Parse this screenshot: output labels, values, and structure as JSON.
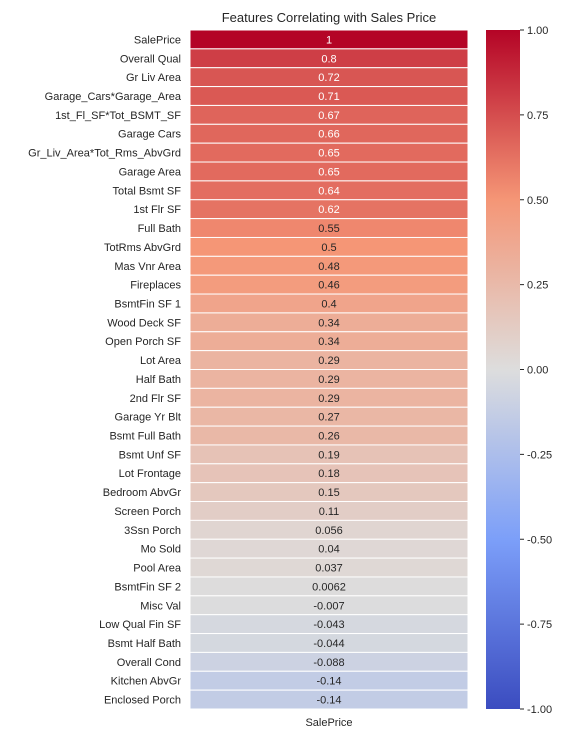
{
  "chart_data": {
    "type": "heatmap",
    "title": "Features Correlating with Sales Price",
    "column_label": "SalePrice",
    "rows": [
      "SalePrice",
      "Overall Qual",
      "Gr Liv Area",
      "Garage_Cars*Garage_Area",
      "1st_Fl_SF*Tot_BSMT_SF",
      "Garage Cars",
      "Gr_Liv_Area*Tot_Rms_AbvGrd",
      "Garage Area",
      "Total Bsmt SF",
      "1st Flr SF",
      "Full Bath",
      "TotRms AbvGrd",
      "Mas Vnr Area",
      "Fireplaces",
      "BsmtFin SF 1",
      "Wood Deck SF",
      "Open Porch SF",
      "Lot Area",
      "Half Bath",
      "2nd Flr SF",
      "Garage Yr Blt",
      "Bsmt Full Bath",
      "Bsmt Unf SF",
      "Lot Frontage",
      "Bedroom AbvGr",
      "Screen Porch",
      "3Ssn Porch",
      "Mo Sold",
      "Pool Area",
      "BsmtFin SF 2",
      "Misc Val",
      "Low Qual Fin SF",
      "Bsmt Half Bath",
      "Overall Cond",
      "Kitchen AbvGr",
      "Enclosed Porch"
    ],
    "values": [
      1,
      0.8,
      0.72,
      0.71,
      0.67,
      0.66,
      0.65,
      0.65,
      0.64,
      0.62,
      0.55,
      0.5,
      0.48,
      0.46,
      0.4,
      0.34,
      0.34,
      0.29,
      0.29,
      0.29,
      0.27,
      0.26,
      0.19,
      0.18,
      0.15,
      0.11,
      0.056,
      0.04,
      0.037,
      0.0062,
      -0.007,
      -0.043,
      -0.044,
      -0.088,
      -0.14,
      -0.14
    ],
    "labels": [
      "1",
      "0.8",
      "0.72",
      "0.71",
      "0.67",
      "0.66",
      "0.65",
      "0.65",
      "0.64",
      "0.62",
      "0.55",
      "0.5",
      "0.48",
      "0.46",
      "0.4",
      "0.34",
      "0.34",
      "0.29",
      "0.29",
      "0.29",
      "0.27",
      "0.26",
      "0.19",
      "0.18",
      "0.15",
      "0.11",
      "0.056",
      "0.04",
      "0.037",
      "0.0062",
      "-0.007",
      "-0.043",
      "-0.044",
      "-0.088",
      "-0.14",
      "-0.14"
    ],
    "colormap": "coolwarm",
    "vmin": -1,
    "vmax": 1,
    "colorbar_ticks": [
      "1.00",
      "0.75",
      "0.50",
      "0.25",
      "0.00",
      "-0.25",
      "-0.50",
      "-0.75",
      "-1.00"
    ],
    "colorbar_tick_values": [
      1,
      0.75,
      0.5,
      0.25,
      0,
      -0.25,
      -0.5,
      -0.75,
      -1
    ]
  }
}
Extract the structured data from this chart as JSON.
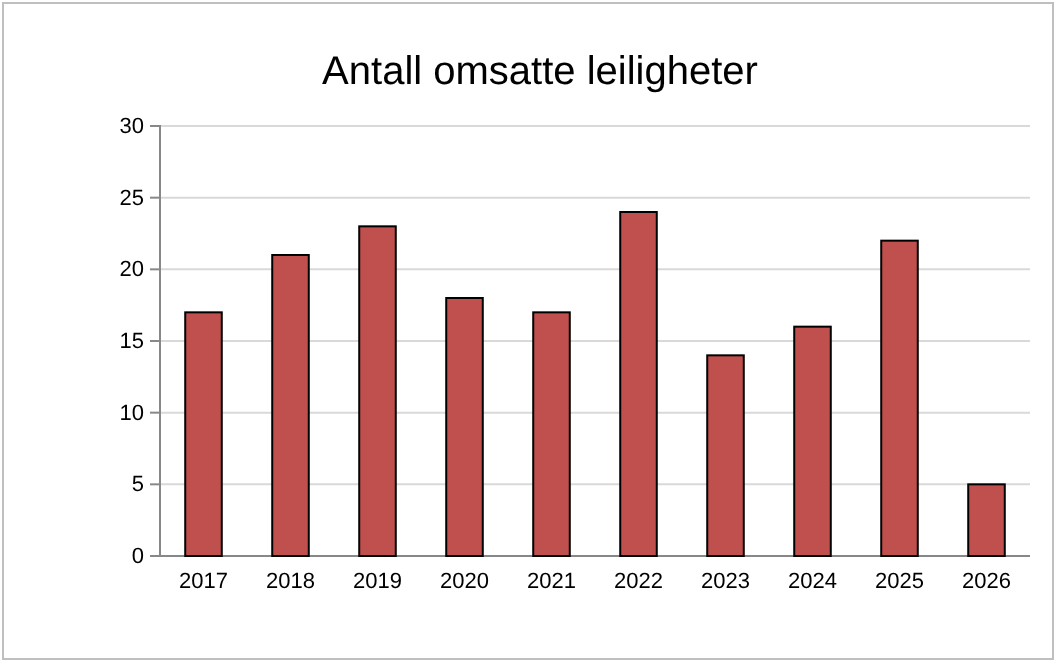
__________
# The task
All entries must be written out again exactly as given, with no pictures in the copy.

# Solution for this task
Parse this screenshot: output labels, values, and structure as JSON.
{
  "chart_data": {
    "type": "heatmap",
    "title": "Features Correlating with Sales Price",
    "column_label": "SalePrice",
    "rows": [
      "SalePrice",
      "Overall Qual",
      "Gr Liv Area",
      "Garage_Cars*Garage_Area",
      "1st_Fl_SF*Tot_BSMT_SF",
      "Garage Cars",
      "Gr_Liv_Area*Tot_Rms_AbvGrd",
      "Garage Area",
      "Total Bsmt SF",
      "1st Flr SF",
      "Full Bath",
      "TotRms AbvGrd",
      "Mas Vnr Area",
      "Fireplaces",
      "BsmtFin SF 1",
      "Wood Deck SF",
      "Open Porch SF",
      "Lot Area",
      "Half Bath",
      "2nd Flr SF",
      "Garage Yr Blt",
      "Bsmt Full Bath",
      "Bsmt Unf SF",
      "Lot Frontage",
      "Bedroom AbvGr",
      "Screen Porch",
      "3Ssn Porch",
      "Mo Sold",
      "Pool Area",
      "BsmtFin SF 2",
      "Misc Val",
      "Low Qual Fin SF",
      "Bsmt Half Bath",
      "Overall Cond",
      "Kitchen AbvGr",
      "Enclosed Porch"
    ],
    "values": [
      1,
      0.8,
      0.72,
      0.71,
      0.67,
      0.66,
      0.65,
      0.65,
      0.64,
      0.62,
      0.55,
      0.5,
      0.48,
      0.46,
      0.4,
      0.34,
      0.34,
      0.29,
      0.29,
      0.29,
      0.27,
      0.26,
      0.19,
      0.18,
      0.15,
      0.11,
      0.056,
      0.04,
      0.037,
      0.0062,
      -0.007,
      -0.043,
      -0.044,
      -0.088,
      -0.14,
      -0.14
    ],
    "labels": [
      "1",
      "0.8",
      "0.72",
      "0.71",
      "0.67",
      "0.66",
      "0.65",
      "0.65",
      "0.64",
      "0.62",
      "0.55",
      "0.5",
      "0.48",
      "0.46",
      "0.4",
      "0.34",
      "0.34",
      "0.29",
      "0.29",
      "0.29",
      "0.27",
      "0.26",
      "0.19",
      "0.18",
      "0.15",
      "0.11",
      "0.056",
      "0.04",
      "0.037",
      "0.0062",
      "-0.007",
      "-0.043",
      "-0.044",
      "-0.088",
      "-0.14",
      "-0.14"
    ],
    "colormap": "coolwarm",
    "vmin": -1,
    "vmax": 1,
    "colorbar_ticks": [
      "1.00",
      "0.75",
      "0.50",
      "0.25",
      "0.00",
      "-0.25",
      "-0.50",
      "-0.75",
      "-1.00"
    ],
    "colorbar_tick_values": [
      1,
      0.75,
      0.5,
      0.25,
      0,
      -0.25,
      -0.5,
      -0.75,
      -1
    ]
  }
}
Extract the structured data from this chart as JSON.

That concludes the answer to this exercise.